Find the lines with "Quarterly" in them and copy them out.

==== Raw data

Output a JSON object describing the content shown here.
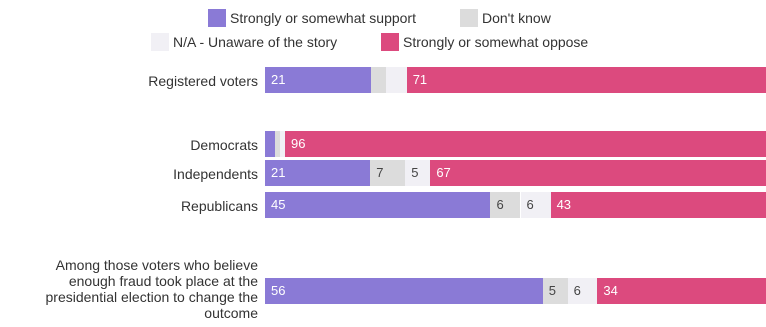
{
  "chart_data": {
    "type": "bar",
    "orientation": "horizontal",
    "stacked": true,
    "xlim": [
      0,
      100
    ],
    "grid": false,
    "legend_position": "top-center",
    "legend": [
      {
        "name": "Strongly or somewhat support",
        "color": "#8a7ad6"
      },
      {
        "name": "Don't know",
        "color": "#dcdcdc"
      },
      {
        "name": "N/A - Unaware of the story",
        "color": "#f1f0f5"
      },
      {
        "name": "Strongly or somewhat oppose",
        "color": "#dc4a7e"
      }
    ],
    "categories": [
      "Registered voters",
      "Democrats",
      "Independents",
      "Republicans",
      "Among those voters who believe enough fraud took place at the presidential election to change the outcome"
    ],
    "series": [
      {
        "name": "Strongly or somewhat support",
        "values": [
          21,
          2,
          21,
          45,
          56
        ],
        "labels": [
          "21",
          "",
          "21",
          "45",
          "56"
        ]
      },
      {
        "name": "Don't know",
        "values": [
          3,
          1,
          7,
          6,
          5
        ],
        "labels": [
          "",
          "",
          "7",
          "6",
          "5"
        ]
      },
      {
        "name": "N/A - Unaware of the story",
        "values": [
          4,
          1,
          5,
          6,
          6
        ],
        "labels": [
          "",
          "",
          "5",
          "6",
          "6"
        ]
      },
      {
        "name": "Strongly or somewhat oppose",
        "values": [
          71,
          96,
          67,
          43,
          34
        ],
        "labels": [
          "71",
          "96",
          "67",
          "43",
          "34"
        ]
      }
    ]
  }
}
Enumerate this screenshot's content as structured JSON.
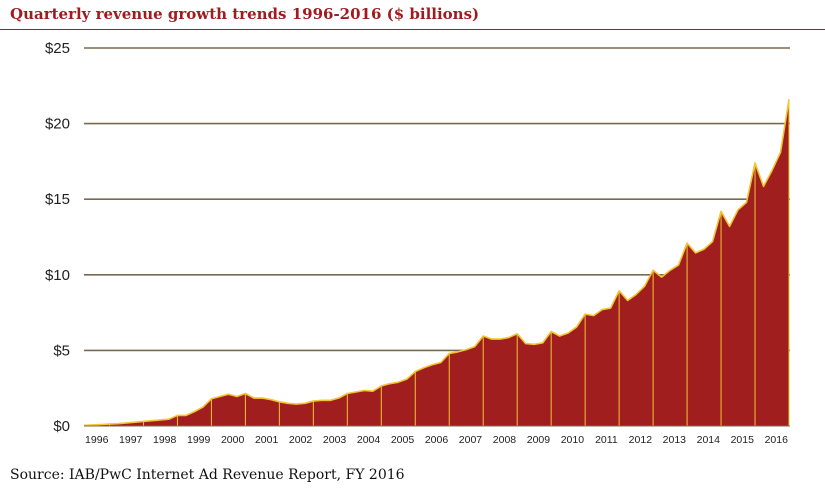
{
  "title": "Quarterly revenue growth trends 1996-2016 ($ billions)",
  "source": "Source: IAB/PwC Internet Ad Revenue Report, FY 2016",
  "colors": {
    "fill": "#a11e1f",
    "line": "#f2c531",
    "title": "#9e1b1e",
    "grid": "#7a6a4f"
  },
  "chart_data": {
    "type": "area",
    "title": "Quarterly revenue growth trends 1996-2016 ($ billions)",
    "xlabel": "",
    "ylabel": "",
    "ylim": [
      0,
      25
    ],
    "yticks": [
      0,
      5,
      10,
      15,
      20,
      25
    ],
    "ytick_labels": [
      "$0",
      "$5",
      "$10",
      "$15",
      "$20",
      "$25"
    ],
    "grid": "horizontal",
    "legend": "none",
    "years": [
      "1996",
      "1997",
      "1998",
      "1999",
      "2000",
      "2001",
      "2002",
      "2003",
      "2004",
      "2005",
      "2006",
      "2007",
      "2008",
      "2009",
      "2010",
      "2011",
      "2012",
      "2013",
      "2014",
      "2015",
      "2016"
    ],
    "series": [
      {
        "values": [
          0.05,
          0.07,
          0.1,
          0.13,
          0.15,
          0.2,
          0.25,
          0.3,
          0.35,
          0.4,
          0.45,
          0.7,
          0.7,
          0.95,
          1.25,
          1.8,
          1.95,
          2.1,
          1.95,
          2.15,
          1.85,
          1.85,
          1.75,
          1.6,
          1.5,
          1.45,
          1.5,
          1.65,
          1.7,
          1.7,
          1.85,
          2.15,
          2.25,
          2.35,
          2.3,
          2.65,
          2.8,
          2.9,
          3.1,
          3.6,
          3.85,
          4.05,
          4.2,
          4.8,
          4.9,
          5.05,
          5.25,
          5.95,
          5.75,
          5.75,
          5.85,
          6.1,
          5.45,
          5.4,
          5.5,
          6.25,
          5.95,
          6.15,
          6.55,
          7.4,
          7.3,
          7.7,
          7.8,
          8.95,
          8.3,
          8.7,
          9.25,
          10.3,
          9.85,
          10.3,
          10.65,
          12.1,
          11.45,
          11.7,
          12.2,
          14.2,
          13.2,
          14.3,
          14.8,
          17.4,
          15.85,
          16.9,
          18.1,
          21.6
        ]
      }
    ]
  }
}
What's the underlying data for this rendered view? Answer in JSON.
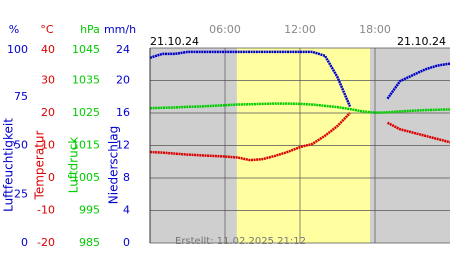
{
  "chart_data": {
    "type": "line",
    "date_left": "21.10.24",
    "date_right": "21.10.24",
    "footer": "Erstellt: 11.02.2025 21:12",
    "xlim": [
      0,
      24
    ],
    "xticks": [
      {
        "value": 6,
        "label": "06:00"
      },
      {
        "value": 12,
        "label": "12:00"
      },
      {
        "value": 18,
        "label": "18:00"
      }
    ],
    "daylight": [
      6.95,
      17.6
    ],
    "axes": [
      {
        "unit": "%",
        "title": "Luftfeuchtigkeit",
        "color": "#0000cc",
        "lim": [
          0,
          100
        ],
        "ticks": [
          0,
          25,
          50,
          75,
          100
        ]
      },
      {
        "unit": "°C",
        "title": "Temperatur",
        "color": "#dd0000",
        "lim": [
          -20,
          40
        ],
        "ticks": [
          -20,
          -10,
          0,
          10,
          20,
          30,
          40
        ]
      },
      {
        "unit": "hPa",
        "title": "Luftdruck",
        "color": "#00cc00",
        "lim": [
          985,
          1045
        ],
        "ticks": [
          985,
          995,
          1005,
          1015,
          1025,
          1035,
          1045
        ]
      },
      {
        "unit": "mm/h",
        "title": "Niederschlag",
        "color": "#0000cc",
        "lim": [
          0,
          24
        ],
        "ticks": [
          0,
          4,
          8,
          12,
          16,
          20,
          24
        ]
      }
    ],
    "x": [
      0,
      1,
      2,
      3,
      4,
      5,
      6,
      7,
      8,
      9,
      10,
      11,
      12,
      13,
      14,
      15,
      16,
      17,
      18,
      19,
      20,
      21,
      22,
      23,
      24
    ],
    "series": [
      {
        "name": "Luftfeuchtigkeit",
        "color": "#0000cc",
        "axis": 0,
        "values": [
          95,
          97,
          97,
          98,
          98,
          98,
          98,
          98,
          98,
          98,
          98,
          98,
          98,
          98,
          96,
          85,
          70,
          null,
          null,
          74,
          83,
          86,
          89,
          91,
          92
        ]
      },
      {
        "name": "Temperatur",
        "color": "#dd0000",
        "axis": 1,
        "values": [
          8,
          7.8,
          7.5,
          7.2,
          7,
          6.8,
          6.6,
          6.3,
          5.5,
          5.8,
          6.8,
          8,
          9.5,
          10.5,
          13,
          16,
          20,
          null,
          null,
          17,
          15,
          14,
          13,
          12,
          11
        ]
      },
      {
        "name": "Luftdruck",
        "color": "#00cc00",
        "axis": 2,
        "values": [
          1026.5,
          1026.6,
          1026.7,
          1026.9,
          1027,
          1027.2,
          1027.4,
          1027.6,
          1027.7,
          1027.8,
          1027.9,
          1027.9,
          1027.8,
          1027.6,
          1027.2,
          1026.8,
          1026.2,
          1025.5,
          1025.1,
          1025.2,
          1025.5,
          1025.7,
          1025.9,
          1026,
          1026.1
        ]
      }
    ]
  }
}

========
==== Raw data

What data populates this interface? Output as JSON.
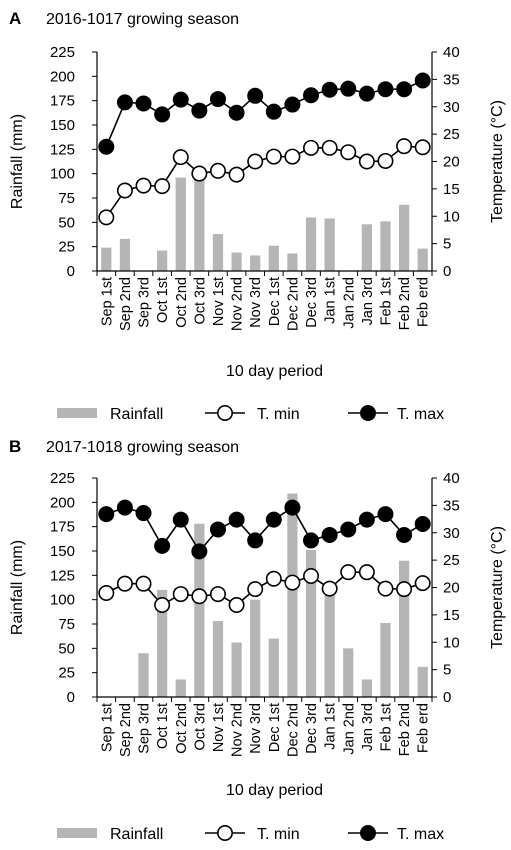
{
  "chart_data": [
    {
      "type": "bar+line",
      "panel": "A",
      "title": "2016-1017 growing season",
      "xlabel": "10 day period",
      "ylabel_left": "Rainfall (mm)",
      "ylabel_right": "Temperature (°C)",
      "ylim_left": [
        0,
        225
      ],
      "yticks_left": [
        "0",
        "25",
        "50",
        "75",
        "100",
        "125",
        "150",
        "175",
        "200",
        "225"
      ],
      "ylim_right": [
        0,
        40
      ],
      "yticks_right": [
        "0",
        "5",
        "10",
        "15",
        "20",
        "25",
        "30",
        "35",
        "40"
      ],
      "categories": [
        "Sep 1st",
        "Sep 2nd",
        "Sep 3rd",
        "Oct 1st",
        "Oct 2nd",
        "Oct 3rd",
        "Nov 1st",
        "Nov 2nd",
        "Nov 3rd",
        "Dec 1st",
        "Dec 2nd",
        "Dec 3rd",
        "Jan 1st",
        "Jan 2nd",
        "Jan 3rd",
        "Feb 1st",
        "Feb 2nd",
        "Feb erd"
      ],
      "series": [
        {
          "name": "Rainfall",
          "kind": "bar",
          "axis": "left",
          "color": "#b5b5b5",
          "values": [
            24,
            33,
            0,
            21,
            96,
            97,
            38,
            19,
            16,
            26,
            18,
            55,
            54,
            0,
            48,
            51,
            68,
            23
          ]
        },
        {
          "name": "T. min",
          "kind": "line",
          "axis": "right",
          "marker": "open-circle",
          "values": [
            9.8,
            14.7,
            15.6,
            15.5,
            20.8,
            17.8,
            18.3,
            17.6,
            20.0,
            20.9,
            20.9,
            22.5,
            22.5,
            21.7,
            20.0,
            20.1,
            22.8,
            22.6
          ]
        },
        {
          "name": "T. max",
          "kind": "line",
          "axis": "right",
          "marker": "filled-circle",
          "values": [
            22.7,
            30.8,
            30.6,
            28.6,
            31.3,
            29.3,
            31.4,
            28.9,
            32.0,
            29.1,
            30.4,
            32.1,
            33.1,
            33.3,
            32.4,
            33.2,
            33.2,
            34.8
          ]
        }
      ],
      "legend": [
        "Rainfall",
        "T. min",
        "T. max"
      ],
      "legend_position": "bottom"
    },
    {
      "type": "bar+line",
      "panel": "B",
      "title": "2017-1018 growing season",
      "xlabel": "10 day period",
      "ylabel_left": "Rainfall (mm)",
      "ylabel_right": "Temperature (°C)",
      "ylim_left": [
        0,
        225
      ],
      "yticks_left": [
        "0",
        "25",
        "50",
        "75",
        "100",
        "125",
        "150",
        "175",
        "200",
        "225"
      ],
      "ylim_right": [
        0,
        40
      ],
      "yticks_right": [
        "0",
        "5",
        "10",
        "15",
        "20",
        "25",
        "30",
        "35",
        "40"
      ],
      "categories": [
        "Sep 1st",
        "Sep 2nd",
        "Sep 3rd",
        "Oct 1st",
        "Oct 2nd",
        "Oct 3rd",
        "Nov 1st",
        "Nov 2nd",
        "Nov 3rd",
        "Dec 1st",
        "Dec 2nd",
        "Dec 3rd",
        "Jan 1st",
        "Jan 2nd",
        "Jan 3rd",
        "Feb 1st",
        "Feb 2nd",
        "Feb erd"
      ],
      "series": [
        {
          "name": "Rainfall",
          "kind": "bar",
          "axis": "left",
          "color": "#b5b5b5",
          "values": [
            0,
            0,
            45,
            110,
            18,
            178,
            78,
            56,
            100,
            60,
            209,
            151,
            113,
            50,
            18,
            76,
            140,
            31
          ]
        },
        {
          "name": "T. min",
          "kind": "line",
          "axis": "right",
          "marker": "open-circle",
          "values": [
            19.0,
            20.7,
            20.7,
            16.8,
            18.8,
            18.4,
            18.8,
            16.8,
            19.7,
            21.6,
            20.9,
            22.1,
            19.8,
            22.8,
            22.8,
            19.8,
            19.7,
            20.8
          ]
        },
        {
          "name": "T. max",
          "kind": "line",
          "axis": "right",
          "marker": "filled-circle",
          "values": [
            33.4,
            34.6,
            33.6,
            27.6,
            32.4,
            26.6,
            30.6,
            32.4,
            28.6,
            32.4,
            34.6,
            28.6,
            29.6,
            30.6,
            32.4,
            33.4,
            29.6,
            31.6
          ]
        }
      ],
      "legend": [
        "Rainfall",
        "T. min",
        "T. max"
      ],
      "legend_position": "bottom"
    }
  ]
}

========

Response to the task:
  "title": "Quarterly revenue growth trends 1996-2016 ($ billions)",
    "title": "Quarterly revenue growth trends 1996-2016 ($ billions)",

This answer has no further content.